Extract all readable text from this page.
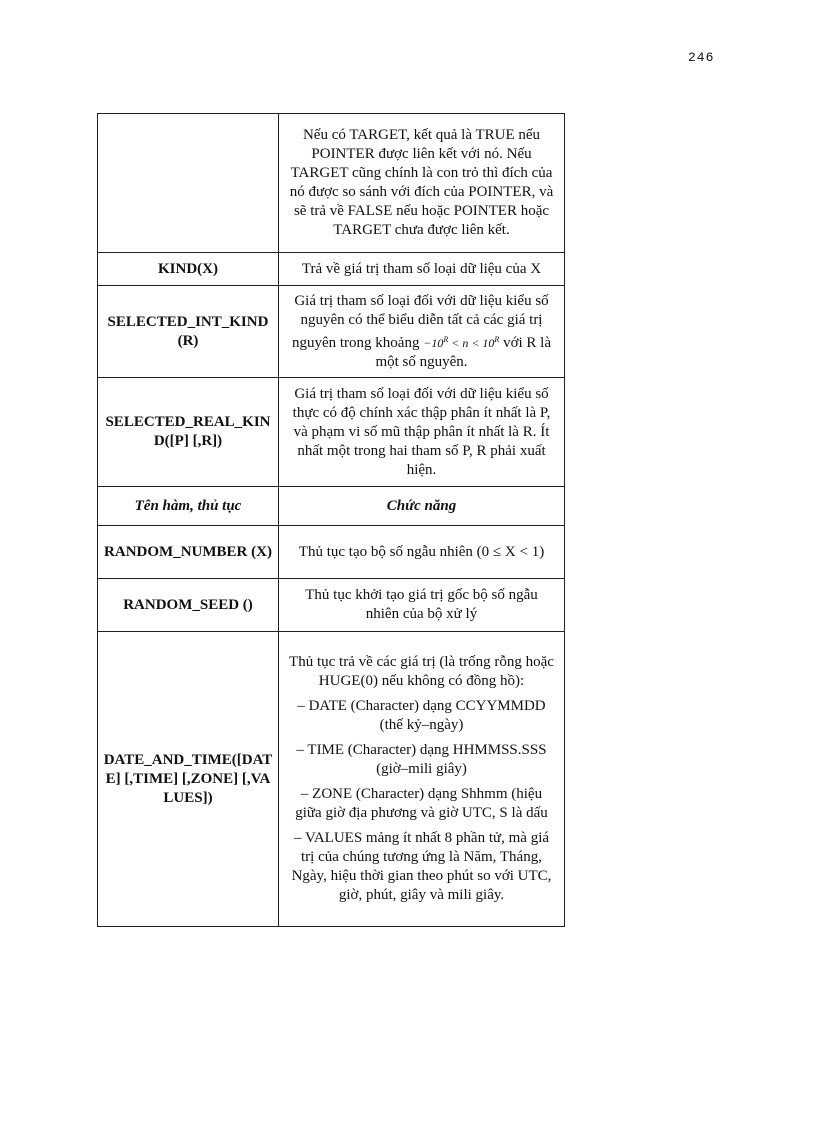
246

	Nếu có TARGET, kết quả là TRUE nếu POINTER được liên kết với nó. Nếu TARGET cũng chính là con trỏ thì đích của nó được so sánh với đích của POINTER, và sẽ trả về FALSE nếu hoặc POINTER hoặc TARGET chưa được liên kết.

KIND(X)	Trả về giá trị tham số loại dữ liệu của X

SELECTED_INT_KIND(R)	Giá trị tham số loại đối với dữ liệu kiểu số nguyên có thể biểu diễn tất cả các giá trị nguyên trong khoảng $-10^R < n < 10^R$ với R là một số nguyên.
SELECTED_REAL_KIND([P] [,R])	Giá trị tham số loại đối với dữ liệu kiểu số thực có độ chính xác thập phân ít nhất là P, và phạm vi số mũ thập phân ít nhất là R. Ít nhất một trong hai tham số P, R phải xuất hiện.

Tên hàm, thủ tục	Chức năng
RANDOM_NUMBER (X)	Thủ tục tạo bộ số ngẫu nhiên (0 ≤ X < 1)

RANDOM_SEED ()	Thủ tục khởi tạo giá trị gốc bộ số ngẫu nhiên của bộ xử lý

DATE_AND_TIME([DATE] [,TIME] [,ZONE] [,VALUES])	Thủ tục trả về các giá trị (là trống rỗng hoặc HUGE(0) nếu không có đồng hồ):

– DATE (Character) dạng CCYYMMDD (thế kỷ–ngày)

– TIME (Character) dạng HHMMSS.SSS (giờ–mili giây)

– ZONE (Character) dạng Shhmm (hiệu giữa giờ địa phương và giờ UTC, S là dấu

– VALUES mảng ít nhất 8 phần tử, mà giá trị của chúng tương ứng là Năm, Tháng, Ngày, hiệu thời gian theo phút so với UTC, giờ, phút, giây và mili giây.
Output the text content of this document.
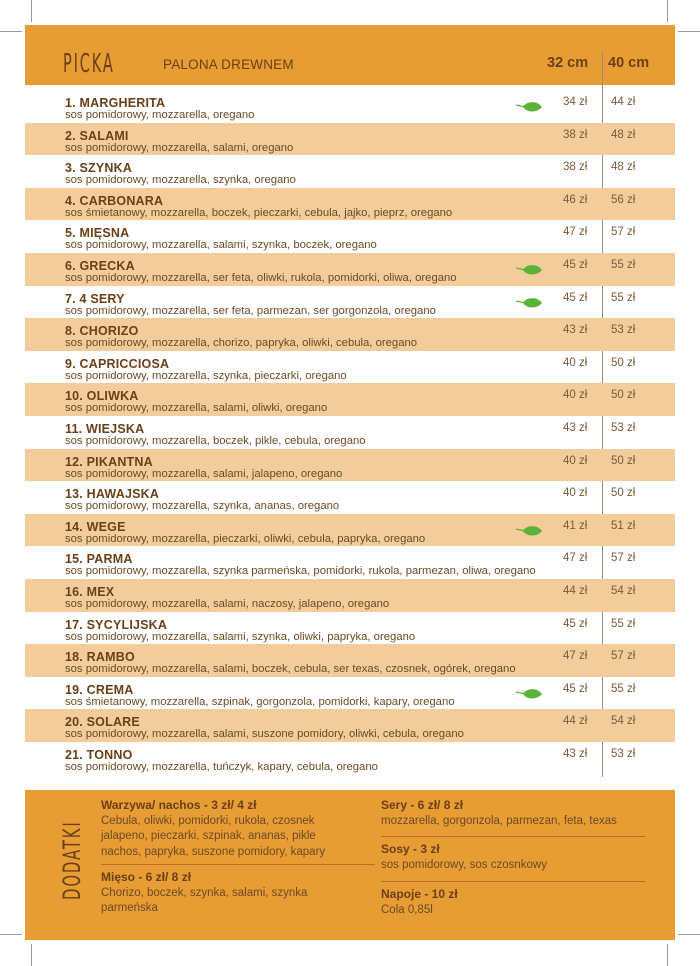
PICKA	PALONA DREWNEM	32 cm 40 cm
1. MARGHERITA
sos pomidorowy, mozzarella, oregano
34 zł 44 zł
2. SALAMI
sos pomidorowy, mozzarella, salami, oregano
38 zł 48 zł
3. SZYNKA
sos pomidorowy, mozzarella, szynka, oregano
38 zł 48 zł
4. CARBONARA
sos śmietanowy, mozzarella, boczek, pieczarki, cebula, jajko, pieprz, oregano
46 zł 56 zł
5. MIĘSNA
sos pomidorowy, mozzarella, salami, szynka, boczek, oregano
47 zł 57 zł
6. GRECKA
sos pomidorowy, mozzarella, ser feta, oliwki, rukola, pomidorki, oliwa, oregano
45 zł 55 zł
7. 4 SERY
sos pomidorowy, mozzarella, ser feta, parmezan, ser gorgonzola, oregano
45 zł 55 zł
8. CHORIZO
sos pomidorowy, mozzarella, chorizo, papryka, oliwki, cebula, oregano
43 zł 53 zł
9. CAPRICCIOSA
sos pomidorowy, mozzarella, szynka, pieczarki, oregano
40 zł 50 zł
10. OLIWKA
sos pomidorowy, mozzarella, salami, oliwki, oregano
40 zł 50 zł
11. WIEJSKA
sos pomidorowy, mozzarella, boczek, pikle, cebula, oregano
43 zł 53 zł
12. PIKANTNA
sos pomidorowy, mozzarella, salami, jalapeno, oregano
40 zł 50 zł
13. HAWAJSKA
sos pomidorowy, mozzarella, szynka, ananas, oregano
40 zł 50 zł
14. WEGE
sos pomidorowy, mozzarella, pieczarki, oliwki, cebula, papryka, oregano
41 zł 51 zł
15. PARMA
sos pomidorowy, mozzarella, szynka parmeńska, pomidorki, rukola, parmezan, oliwa, oregano
47 zł 57 zł
16. MEX
sos pomidorowy, mozzarella, salami, naczosy, jalapeno, oregano
44 zł 54 zł
17. SYCYLIJSKA
sos pomidorowy, mozzarella, salami, szynka, oliwki, papryka, oregano
45 zł 55 zł
18. RAMBO
sos pomidorowy, mozzarella, salami, boczek, cebula, ser texas, czosnek, ogórek, oregano
47 zł 57 zł
19. CREMA
sos śmietanowy, mozzarella, szpinak, gorgonzola, pomidorki, kapary, oregano
45 zł 55 zł
20. SOLARE
sos pomidorowy, mozzarella, salami, suszone pomidory, oliwki, cebula, oregano
44 zł 54 zł
21. TONNO
sos pomidorowy, mozzarella, tuńczyk, kapary, cebula, oregano
43 zł 53 zł
DODATKI
Warzywa/ nachos - 3 zł/ 4 zł
Cebula, oliwki, pomidorki, rukola, czosnek
jalapeno, pieczarki, szpinak, ananas, pikle
nachos, papryka, suszone pomidory, kapary
Mięso - 6 zł/ 8 zł
Chorizo, boczek, szynka, salami, szynka
parmeńska
Sery - 6 zł/ 8 zł
mozzarella, gorgonzola, parmezan, feta, texas
Sosy - 3 zł
sos pomidorowy, sos czosnkowy
Napoje - 10 zł
Cola 0,85l
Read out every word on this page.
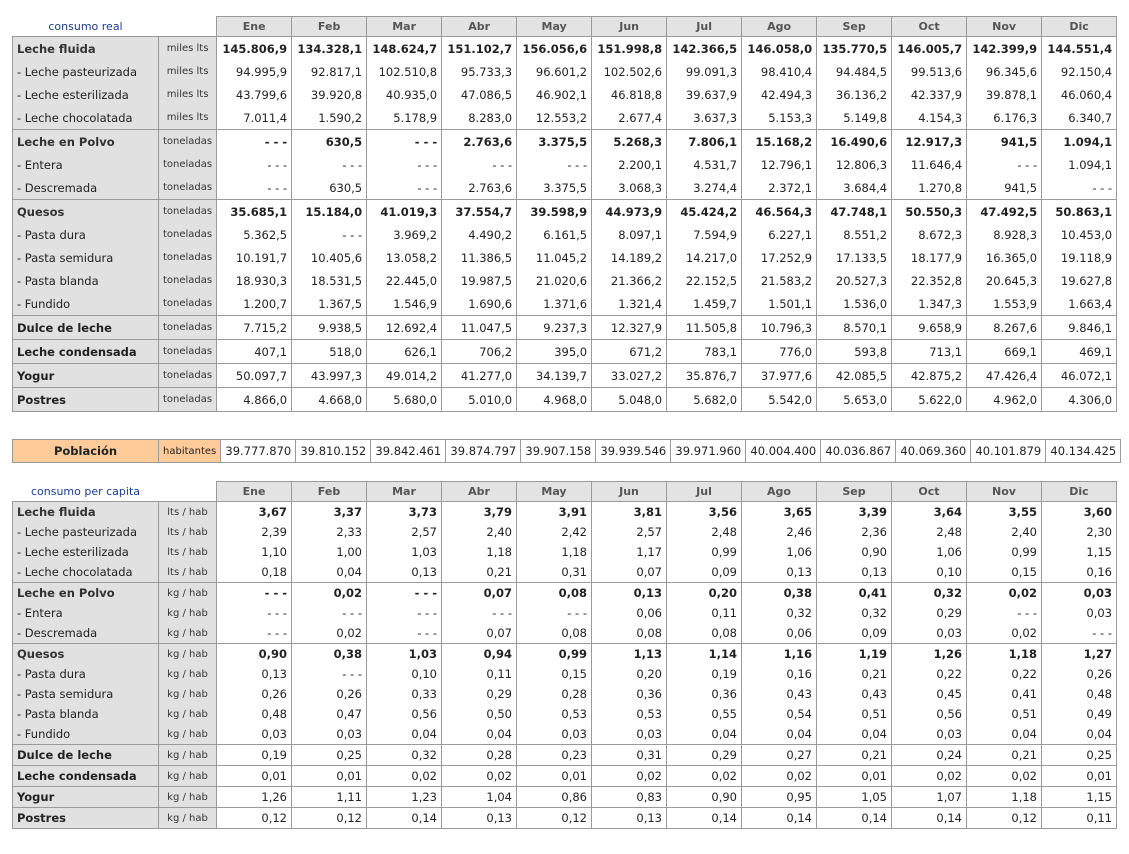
consumo real		Ene	Feb	Mar	Abr	May	Jun	Jul	Ago	Sep	Oct	Nov	Dic
Leche fluida	miles lts	145.806,9	134.328,1	148.624,7	151.102,7	156.056,6	151.998,8	142.366,5	146.058,0	135.770,5	146.005,7	142.399,9	144.551,4
- Leche pasteurizada	miles lts	94.995,9	92.817,1	102.510,8	95.733,3	96.601,2	102.502,6	99.091,3	98.410,4	94.484,5	99.513,6	96.345,6	92.150,4
- Leche esterilizada	miles lts	43.799,6	39.920,8	40.935,0	47.086,5	46.902,1	46.818,8	39.637,9	42.494,3	36.136,2	42.337,9	39.878,1	46.060,4
- Leche chocolatada	miles lts	7.011,4	1.590,2	5.178,9	8.283,0	12.553,2	2.677,4	3.637,3	5.153,3	5.149,8	4.154,3	6.176,3	6.340,7
Leche en Polvo	toneladas	- - -	630,5	- - -	2.763,6	3.375,5	5.268,3	7.806,1	15.168,2	16.490,6	12.917,3	941,5	1.094,1
- Entera	toneladas	- - -	- - -	- - -	- - -	- - -	2.200,1	4.531,7	12.796,1	12.806,3	11.646,4	- - -	1.094,1
- Descremada	toneladas	- - -	630,5	- - -	2.763,6	3.375,5	3.068,3	3.274,4	2.372,1	3.684,4	1.270,8	941,5	- - -
Quesos	toneladas	35.685,1	15.184,0	41.019,3	37.554,7	39.598,9	44.973,9	45.424,2	46.564,3	47.748,1	50.550,3	47.492,5	50.863,1
- Pasta dura	toneladas	5.362,5	- - -	3.969,2	4.490,2	6.161,5	8.097,1	7.594,9	6.227,1	8.551,2	8.672,3	8.928,3	10.453,0
- Pasta semidura	toneladas	10.191,7	10.405,6	13.058,2	11.386,5	11.045,2	14.189,2	14.217,0	17.252,9	17.133,5	18.177,9	16.365,0	19.118,9
- Pasta blanda	toneladas	18.930,3	18.531,5	22.445,0	19.987,5	21.020,6	21.366,2	22.152,5	21.583,2	20.527,3	22.352,8	20.645,3	19.627,8
- Fundido	toneladas	1.200,7	1.367,5	1.546,9	1.690,6	1.371,6	1.321,4	1.459,7	1.501,1	1.536,0	1.347,3	1.553,9	1.663,4
Dulce de leche	toneladas	7.715,2	9.938,5	12.692,4	11.047,5	9.237,3	12.327,9	11.505,8	10.796,3	8.570,1	9.658,9	8.267,6	9.846,1
Leche condensada	toneladas	407,1	518,0	626,1	706,2	395,0	671,2	783,1	776,0	593,8	713,1	669,1	469,1
Yogur	toneladas	50.097,7	43.997,3	49.014,2	41.277,0	34.139,7	33.027,2	35.876,7	37.977,6	42.085,5	42.875,2	47.426,4	46.072,1
Postres	toneladas	4.866,0	4.668,0	5.680,0	5.010,0	4.968,0	5.048,0	5.682,0	5.542,0	5.653,0	5.622,0	4.962,0	4.306,0
Población	habitantes	39.777.870	39.810.152	39.842.461	39.874.797	39.907.158	39.939.546	39.971.960	40.004.400	40.036.867	40.069.360	40.101.879	40.134.425
consumo per capita		Ene	Feb	Mar	Abr	May	Jun	Jul	Ago	Sep	Oct	Nov	Dic
Leche fluida	lts / hab	3,67	3,37	3,73	3,79	3,91	3,81	3,56	3,65	3,39	3,64	3,55	3,60
- Leche pasteurizada	lts / hab	2,39	2,33	2,57	2,40	2,42	2,57	2,48	2,46	2,36	2,48	2,40	2,30
- Leche esterilizada	lts / hab	1,10	1,00	1,03	1,18	1,18	1,17	0,99	1,06	0,90	1,06	0,99	1,15
- Leche chocolatada	lts / hab	0,18	0,04	0,13	0,21	0,31	0,07	0,09	0,13	0,13	0,10	0,15	0,16
Leche en Polvo	kg / hab	- - -	0,02	- - -	0,07	0,08	0,13	0,20	0,38	0,41	0,32	0,02	0,03
- Entera	kg / hab	- - -	- - -	- - -	- - -	- - -	0,06	0,11	0,32	0,32	0,29	- - -	0,03
- Descremada	kg / hab	- - -	0,02	- - -	0,07	0,08	0,08	0,08	0,06	0,09	0,03	0,02	- - -
Quesos	kg / hab	0,90	0,38	1,03	0,94	0,99	1,13	1,14	1,16	1,19	1,26	1,18	1,27
- Pasta dura	kg / hab	0,13	- - -	0,10	0,11	0,15	0,20	0,19	0,16	0,21	0,22	0,22	0,26
- Pasta semidura	kg / hab	0,26	0,26	0,33	0,29	0,28	0,36	0,36	0,43	0,43	0,45	0,41	0,48
- Pasta blanda	kg / hab	0,48	0,47	0,56	0,50	0,53	0,53	0,55	0,54	0,51	0,56	0,51	0,49
- Fundido	kg / hab	0,03	0,03	0,04	0,04	0,03	0,03	0,04	0,04	0,04	0,03	0,04	0,04
Dulce de leche	kg / hab	0,19	0,25	0,32	0,28	0,23	0,31	0,29	0,27	0,21	0,24	0,21	0,25
Leche condensada	kg / hab	0,01	0,01	0,02	0,02	0,01	0,02	0,02	0,02	0,01	0,02	0,02	0,01
Yogur	kg / hab	1,26	1,11	1,23	1,04	0,86	0,83	0,90	0,95	1,05	1,07	1,18	1,15
Postres	kg / hab	0,12	0,12	0,14	0,13	0,12	0,13	0,14	0,14	0,14	0,14	0,12	0,11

+---+

- WHAT TO PRODUCE
Locate and copy each line in the data above that includes the word "pieczarki".

- RESULT OF THE EXERCISE
sos śmietanowy, mozzarella, boczek, pieczarki, cebula, jajko, pieprz, oregano
sos pomidorowy, mozzarella, szynka, pieczarki, oregano
sos pomidorowy, mozzarella, pieczarki, oliwki, cebula, papryka, oregano
jalapeno, pieczarki, szpinak, ananas, pikle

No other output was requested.